QUOTED TEXT =>
##############################

Note: the bundled one-week synthetic sample is too short for the minimum 5-day window requirement, so ws.windows_df will be empty on this dataset. Run WindowSelector on a real multi-week dataset to see qualifying windows. See tutorials/032_Window_Selection_Production.ipynb for a worked example.

6. Validate against ecophysiology literature#

run_science_validation runs four tests that check whether your flux data is consistent with published values for oil palm:

Light-response curve — does Amax fall within the expected range?
Temperature response (Q10) — is the nighttime respiration temperature sensitivity between 1.5 and 3.5?
Water-use efficiency (WUE) — does WUE decrease as VPD increases?
Inter-chamber agreement — are the two chambers tracking each other?

The validator needs several columns beyond the basic flux output. In a full pipeline run these come from the QC and H₂O steps; here we add them as placeholders so the validator can run and demonstrate the scorecard structure:

from palmwtc.validation import run_science_validation

# Columns required by run_science_validation but not produced by
# calculate_flux_cycles alone — in a real run, these come from the full
# pipeline (radiation logger, H2O flux, VPD from weather station).

##############################

SUPPLIED INFORMATION =>
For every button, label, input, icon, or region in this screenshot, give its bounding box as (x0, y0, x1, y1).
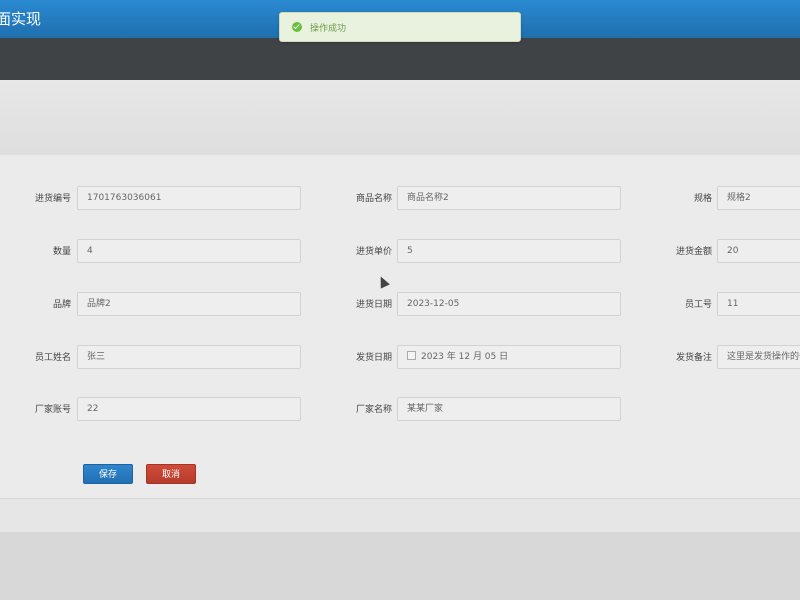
purchase-amount-field[interactable]: 20 (717, 239, 800, 263)
cancel-button[interactable]: 取消 (146, 464, 196, 484)
employee-name-field[interactable]: 张三 (77, 345, 301, 369)
label-ship-remark: 发货备注 (675, 353, 712, 363)
brand-field[interactable]: 品牌2 (77, 292, 301, 316)
ship-remark-field[interactable]: 这里是发货操作的备注 (717, 345, 800, 369)
label-purchase-date: 进货日期 (355, 300, 392, 310)
label-product-name: 商品名称 (355, 194, 392, 204)
label-spec: 规格 (693, 194, 712, 204)
label-employee-name: 员工姓名 (34, 353, 71, 363)
save-button[interactable]: 保存 (83, 464, 133, 484)
app-title: 面实现 (0, 10, 42, 28)
ship-date-value: 2023 年 12 月 05 日 (421, 352, 509, 362)
vendor-account-field[interactable]: 22 (77, 397, 301, 421)
unit-price-field[interactable]: 5 (397, 239, 621, 263)
page-header-band (0, 80, 800, 155)
quantity-field[interactable]: 4 (77, 239, 301, 263)
product-name-field[interactable]: 商品名称2 (397, 186, 621, 210)
employee-id-field[interactable]: 11 (717, 292, 800, 316)
label-purchase-amount: 进货金额 (675, 247, 712, 257)
label-vendor-name: 厂家名称 (355, 405, 392, 415)
label-unit-price: 进货单价 (355, 247, 392, 257)
label-purchase-number: 进货编号 (34, 194, 71, 204)
label-employee-id: 员工号 (684, 300, 712, 310)
purchase-date-field[interactable]: 2023-12-05 (397, 292, 621, 316)
purchase-number-field[interactable]: 1701763036061 (77, 186, 301, 210)
label-ship-date: 发货日期 (355, 353, 392, 363)
ship-date-field[interactable]: 2023 年 12 月 05 日 (397, 345, 621, 369)
navigation-bar (0, 38, 800, 80)
page-footer (0, 532, 800, 600)
label-vendor-account: 厂家账号 (34, 405, 71, 415)
success-toast: 操作成功 (279, 12, 521, 42)
label-brand: 品牌 (52, 300, 71, 310)
label-quantity: 数量 (52, 247, 71, 257)
check-circle-icon (292, 22, 302, 32)
form-footer-band (0, 498, 800, 533)
spec-field[interactable]: 规格2 (717, 186, 800, 210)
calendar-icon (407, 351, 416, 360)
vendor-name-field[interactable]: 某某厂家 (397, 397, 621, 421)
toast-message: 操作成功 (310, 23, 347, 34)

##############################

THE TASKS =>
a - In the flux validation tutorial, take the part that opens with the words "Light-response curve —" and closes with "as VPD increases?", and swap "Light-response curve" for "Photosynthetic light curve".
b - Name every test that run_science_validation runs according to the flux validation tutorial.

RESPONSES IN ORDER =>
a -
Photosynthetic light curve — does Amax fall within the expected range?
Temperature response (Q10) — is the nighttime respiration temperature sensitivity between 1.5 and 3.5?
Water-use efficiency (WUE) — does WUE decrease as VPD increases?

b -
Light-response curve
Temperature response (Q10)
Water-use efficiency (WUE)
Inter-chamber agreement